Start of Exercise inputs

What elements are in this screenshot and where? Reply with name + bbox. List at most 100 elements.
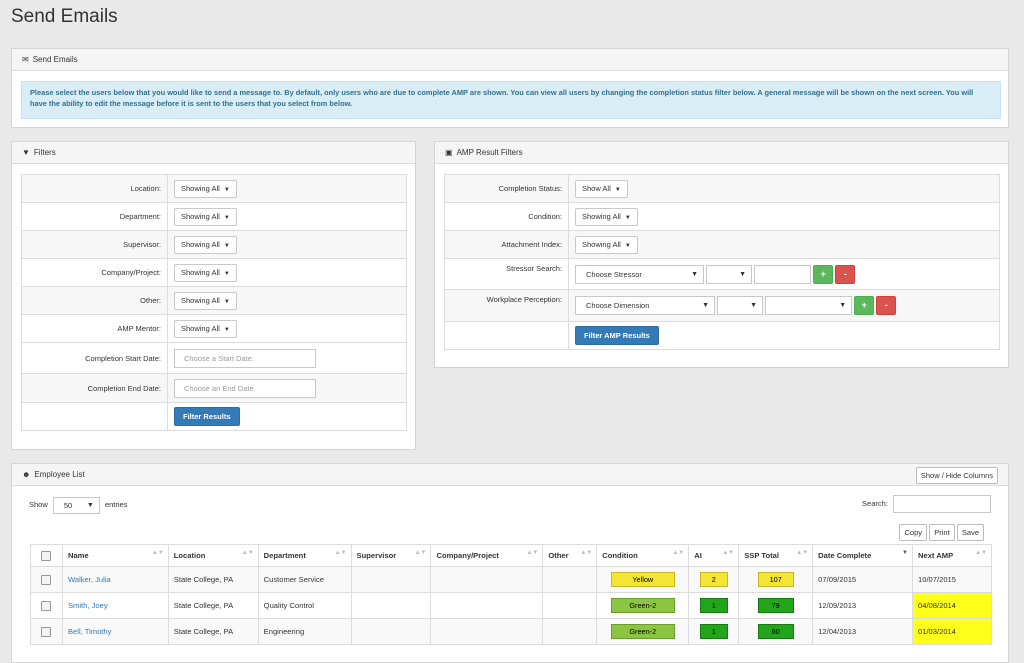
column-date-label: Date Complete <box>818 551 872 560</box>
stressor-select[interactable]: Choose Stressor ▼ <box>575 264 704 284</box>
condition-dropdown[interactable]: Showing All ▼ <box>575 207 638 226</box>
chevron-down-icon: ▼ <box>750 302 758 309</box>
ai-badge: 2 <box>699 572 728 587</box>
sort-icon: ▲▼ <box>975 550 987 556</box>
sort-icon: ▲▼ <box>722 550 735 556</box>
column-header-ai[interactable]: AI ▲▼ <box>688 544 740 567</box>
copy-button[interactable]: Copy <box>899 524 927 541</box>
amp-filters-panel: ▣ AMP Result Filters Completion Status: S… <box>434 141 1009 368</box>
filter-dropdown-department[interactable]: Showing All ▼ <box>174 207 237 226</box>
next-amp-cell: 01/03/2014 <box>912 618 992 645</box>
sort-icon: ▲▼ <box>526 550 539 556</box>
location-cell: State College, PA <box>167 618 259 645</box>
save-button[interactable]: Save <box>956 524 984 541</box>
employee-name-link[interactable]: Bell, Timothy <box>68 627 111 636</box>
envelope-icon: ✉ <box>22 55 29 64</box>
attachment-index-label: Attachment Index: <box>444 230 569 259</box>
stressor-value-input[interactable] <box>754 264 812 284</box>
entries-select[interactable]: 50 ▼ <box>52 496 100 514</box>
column-header-company[interactable]: Company/Project ▲▼ <box>430 544 544 567</box>
column-department-label: Department <box>263 551 306 560</box>
location-cell: State College, PA <box>167 592 259 619</box>
attachment-index-dropdown[interactable]: Showing All ▼ <box>575 235 638 254</box>
show-hide-columns-button[interactable]: Show / Hide Columns <box>915 467 998 484</box>
employee-name-link[interactable]: Walker, Julia <box>68 575 111 584</box>
ssp-badge: 107 <box>757 572 794 587</box>
column-header-other[interactable]: Other ▲▼ <box>542 544 598 567</box>
amp-filters-heading: ▣ AMP Result Filters <box>435 142 1008 164</box>
dimension-select[interactable]: Choose Dimension ▼ <box>575 296 715 315</box>
filter-amp-results-button[interactable]: Filter AMP Results <box>575 326 659 345</box>
filter-row: Location: Showing All ▼ <box>21 174 407 203</box>
employee-name-link[interactable]: Smith, Joey <box>68 601 108 610</box>
stressor-search-label: Stressor Search: <box>444 258 569 290</box>
filters-panel: ▼ Filters Location: Showing All ▼ Departmen… <box>11 141 416 450</box>
column-header-supervisor[interactable]: Supervisor ▲▼ <box>350 544 432 567</box>
print-button[interactable]: Print <box>929 524 955 541</box>
users-icon: ☻ <box>22 470 31 479</box>
filter-row: Department: Showing All ▼ <box>21 202 407 231</box>
perception-operator-select[interactable]: ▼ <box>717 296 764 315</box>
sort-icon: ▲▼ <box>414 550 427 556</box>
employee-table: Name ▲▼ Location ▲▼ Department ▲▼ Superviso… <box>30 544 992 645</box>
filters-table: Location: Showing All ▼ Department: Showing… <box>21 174 407 431</box>
search-input[interactable] <box>893 495 991 514</box>
chevron-down-icon: ▼ <box>691 270 698 278</box>
stressor-operator-select[interactable]: ▼ <box>706 264 753 284</box>
filter-dropdown-other[interactable]: Showing All ▼ <box>174 291 237 310</box>
column-header-ssp-total[interactable]: SSP Total ▲▼ <box>738 544 814 567</box>
other-cell <box>542 566 598 593</box>
column-condition-label: Condition <box>602 551 638 560</box>
filter-dropdown-location[interactable]: Showing All ▼ <box>174 179 237 198</box>
filter-results-button[interactable]: Filter Results <box>174 407 240 426</box>
stressor-add-button[interactable]: + <box>813 264 834 284</box>
chevron-down-icon: ▼ <box>702 302 709 309</box>
date-complete-cell: 07/09/2015 <box>812 566 913 593</box>
stressor-remove-button[interactable]: - <box>835 264 856 284</box>
select-all-checkbox[interactable] <box>41 550 52 561</box>
row-checkbox[interactable] <box>41 600 52 611</box>
row-checkbox[interactable] <box>41 626 52 637</box>
location-cell: State College, PA <box>167 566 259 593</box>
perception-add-button[interactable]: + <box>854 296 875 315</box>
column-ai-label: AI <box>694 551 702 560</box>
perception-value-select[interactable]: ▼ <box>765 296 853 315</box>
caret-down-icon: ▼ <box>223 326 230 333</box>
perception-remove-button[interactable]: - <box>876 296 897 315</box>
employee-list-panel: ☻ Employee List Show / Hide Columns Show … <box>11 463 1009 663</box>
caret-down-icon: ▼ <box>614 186 621 193</box>
filters-heading: ▼ Filters <box>12 142 415 164</box>
ai-badge: 1 <box>699 598 728 613</box>
table-row[interactable]: Bell, Timothy State College, PA Engineerin… <box>30 618 992 645</box>
workplace-perception-label: Workplace Perception: <box>444 289 569 322</box>
other-cell <box>542 618 598 645</box>
filter-value: Showing All <box>181 211 220 221</box>
table-row[interactable]: Smith, Joey State College, PA Quality Cont… <box>30 592 992 619</box>
completion-status-dropdown[interactable]: Show All ▼ <box>575 179 628 198</box>
start-date-input[interactable]: Choose a Start Date. <box>174 348 316 368</box>
chevron-down-icon: ▼ <box>839 302 847 309</box>
filter-value: Showing All <box>181 183 220 193</box>
caret-down-icon: ▼ <box>624 242 631 249</box>
column-header-next-amp[interactable]: Next AMP ▲▼ <box>912 544 992 567</box>
column-header-name[interactable]: Name ▲▼ <box>61 544 169 567</box>
filter-dropdown-ampmentor[interactable]: Showing All ▼ <box>174 319 237 338</box>
filter-row: AMP Mentor: Showing All ▼ <box>21 314 407 343</box>
column-header-location[interactable]: Location ▲▼ <box>167 544 259 567</box>
date-complete-cell: 12/09/2013 <box>812 592 913 619</box>
column-header-department[interactable]: Department ▲▼ <box>257 544 352 567</box>
filter-dropdown-companyproject[interactable]: Showing All ▼ <box>174 263 237 282</box>
dimension-select-value: Choose Dimension <box>586 301 650 310</box>
filter-icon: ▼ <box>22 148 30 157</box>
row-checkbox[interactable] <box>41 574 52 585</box>
table-row[interactable]: Walker, Julia State College, PA Customer S… <box>30 566 992 593</box>
show-label: Show <box>29 500 48 509</box>
select-all-header <box>30 544 63 567</box>
column-header-condition[interactable]: Condition ▲▼ <box>596 544 690 567</box>
filter-value: Showing All <box>181 295 220 305</box>
filter-label-ampmentor: AMP Mentor: <box>21 314 168 343</box>
end-date-input[interactable]: Choose an End Date. <box>174 378 316 398</box>
filter-dropdown-supervisor[interactable]: Showing All ▼ <box>174 235 237 254</box>
search-control: Search: <box>862 495 991 514</box>
column-header-date-complete[interactable]: Date Complete ▼ <box>812 544 913 567</box>
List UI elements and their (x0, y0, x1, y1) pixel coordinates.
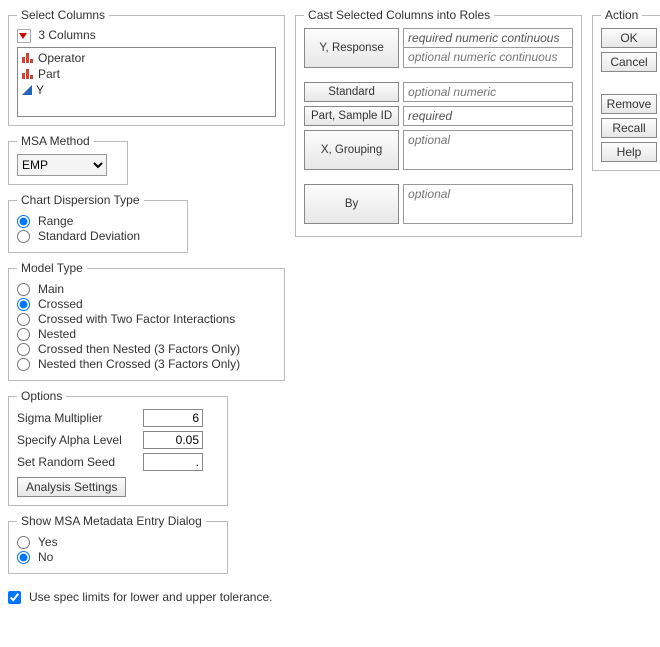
spec-limits-checkbox[interactable]: Use spec limits for lower and upper tole… (8, 590, 285, 604)
part-sampleid-button[interactable]: Part, Sample ID (304, 106, 399, 126)
action-legend: Action (601, 8, 642, 22)
metadata-yes-radio[interactable]: Yes (17, 535, 219, 549)
nominal-icon (22, 69, 34, 79)
select-columns-group: Select Columns 3 Columns Operator Part Y (8, 8, 285, 126)
chart-dispersion-group: Chart Dispersion Type Range Standard Dev… (8, 193, 188, 253)
sigma-label: Sigma Multiplier (17, 411, 137, 425)
ok-button[interactable]: OK (601, 28, 657, 48)
part-sampleid-field[interactable]: required (403, 106, 573, 126)
model-nested-radio[interactable]: Nested (17, 327, 276, 341)
model-crossed-nested-radio[interactable]: Crossed then Nested (3 Factors Only) (17, 342, 276, 356)
cast-roles-legend: Cast Selected Columns into Roles (304, 8, 494, 22)
nominal-icon (22, 53, 34, 63)
msa-method-select[interactable]: EMP (17, 154, 107, 176)
help-button[interactable]: Help (601, 142, 657, 162)
columns-listbox[interactable]: Operator Part Y (17, 47, 276, 117)
columns-count-label: 3 Columns (38, 28, 95, 42)
x-grouping-field[interactable]: optional (403, 130, 573, 170)
model-type-group: Model Type Main Crossed Crossed with Two… (8, 261, 285, 381)
model-main-radio[interactable]: Main (17, 282, 276, 296)
msa-method-legend: MSA Method (17, 134, 94, 148)
y-response-optional-field[interactable]: optional numeric continuous (403, 48, 573, 68)
metadata-no-radio[interactable]: No (17, 550, 219, 564)
model-nested-crossed-radio[interactable]: Nested then Crossed (3 Factors Only) (17, 357, 276, 371)
standard-button[interactable]: Standard (304, 82, 399, 102)
columns-disclosure-icon[interactable] (17, 29, 31, 43)
model-crossed2fi-radio[interactable]: Crossed with Two Factor Interactions (17, 312, 276, 326)
list-item-label: Y (36, 83, 44, 97)
msa-method-group: MSA Method EMP (8, 134, 128, 185)
cast-roles-group: Cast Selected Columns into Roles Y, Resp… (295, 8, 582, 237)
spec-limits-label: Use spec limits for lower and upper tole… (29, 590, 272, 604)
continuous-icon (22, 85, 32, 95)
seed-label: Set Random Seed (17, 455, 137, 469)
list-item[interactable]: Y (20, 82, 273, 98)
dispersion-stddev-radio[interactable]: Standard Deviation (17, 229, 179, 243)
select-columns-legend: Select Columns (17, 8, 109, 22)
options-group: Options Sigma Multiplier Specify Alpha L… (8, 389, 228, 506)
metadata-dialog-legend: Show MSA Metadata Entry Dialog (17, 514, 206, 528)
action-group: Action OK Cancel Remove Recall Help (592, 8, 660, 171)
standard-field[interactable]: optional numeric (403, 82, 573, 102)
list-item[interactable]: Operator (20, 50, 273, 66)
alpha-label: Specify Alpha Level (17, 433, 137, 447)
options-legend: Options (17, 389, 66, 403)
by-button[interactable]: By (304, 184, 399, 224)
sigma-input[interactable] (143, 409, 203, 427)
y-response-required-field[interactable]: required numeric continuous (403, 28, 573, 48)
list-item[interactable]: Part (20, 66, 273, 82)
analysis-settings-button[interactable]: Analysis Settings (17, 477, 126, 497)
y-response-button[interactable]: Y, Response (304, 28, 399, 68)
list-item-label: Operator (38, 51, 85, 65)
columns-count-row[interactable]: 3 Columns (17, 28, 276, 43)
remove-button[interactable]: Remove (601, 94, 657, 114)
by-field[interactable]: optional (403, 184, 573, 224)
x-grouping-button[interactable]: X, Grouping (304, 130, 399, 170)
alpha-input[interactable] (143, 431, 203, 449)
recall-button[interactable]: Recall (601, 118, 657, 138)
cancel-button[interactable]: Cancel (601, 52, 657, 72)
chart-dispersion-legend: Chart Dispersion Type (17, 193, 144, 207)
seed-input[interactable] (143, 453, 203, 471)
dispersion-range-radio[interactable]: Range (17, 214, 179, 228)
model-type-legend: Model Type (17, 261, 87, 275)
list-item-label: Part (38, 67, 60, 81)
model-crossed-radio[interactable]: Crossed (17, 297, 276, 311)
metadata-dialog-group: Show MSA Metadata Entry Dialog Yes No (8, 514, 228, 574)
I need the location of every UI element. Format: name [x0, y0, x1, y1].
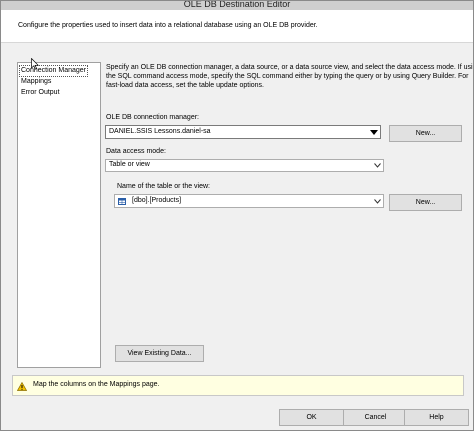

End of Exercise inputs

▸ Problem statement
Set down the rows from the line with "column-date-label: Date Complete" up to and including the line with "envelope-icon: ✉ <box>22 55 29 64</box>", copying each one exactly as it appears.

▸ Output below
column-date-label: Date Complete <box>818 551 872 560</box>
stressor-select[interactable]: Choose Stressor ▼ <box>575 264 704 284</box>
condition-dropdown[interactable]: Showing All ▼ <box>575 207 638 226</box>
chevron-down-icon: ▼ <box>750 302 758 309</box>
ai-badge: 2 <box>699 572 728 587</box>
sort-icon: ▲▼ <box>975 550 987 556</box>
sort-icon: ▲▼ <box>722 550 735 556</box>
column-header-ai[interactable]: AI ▲▼ <box>688 544 740 567</box>
copy-button[interactable]: Copy <box>899 524 927 541</box>
amp-filters-panel: ▣ AMP Result Filters Completion Status: S… <box>434 141 1009 368</box>
filter-dropdown-department[interactable]: Showing All ▼ <box>174 207 237 226</box>
next-amp-cell: 01/03/2014 <box>912 618 992 645</box>
sort-icon: ▲▼ <box>526 550 539 556</box>
location-cell: State College, PA <box>167 618 259 645</box>
save-button[interactable]: Save <box>956 524 984 541</box>
employee-name-link[interactable]: Bell, Timothy <box>68 627 111 636</box>
envelope-icon: ✉ <box>22 55 29 64</box>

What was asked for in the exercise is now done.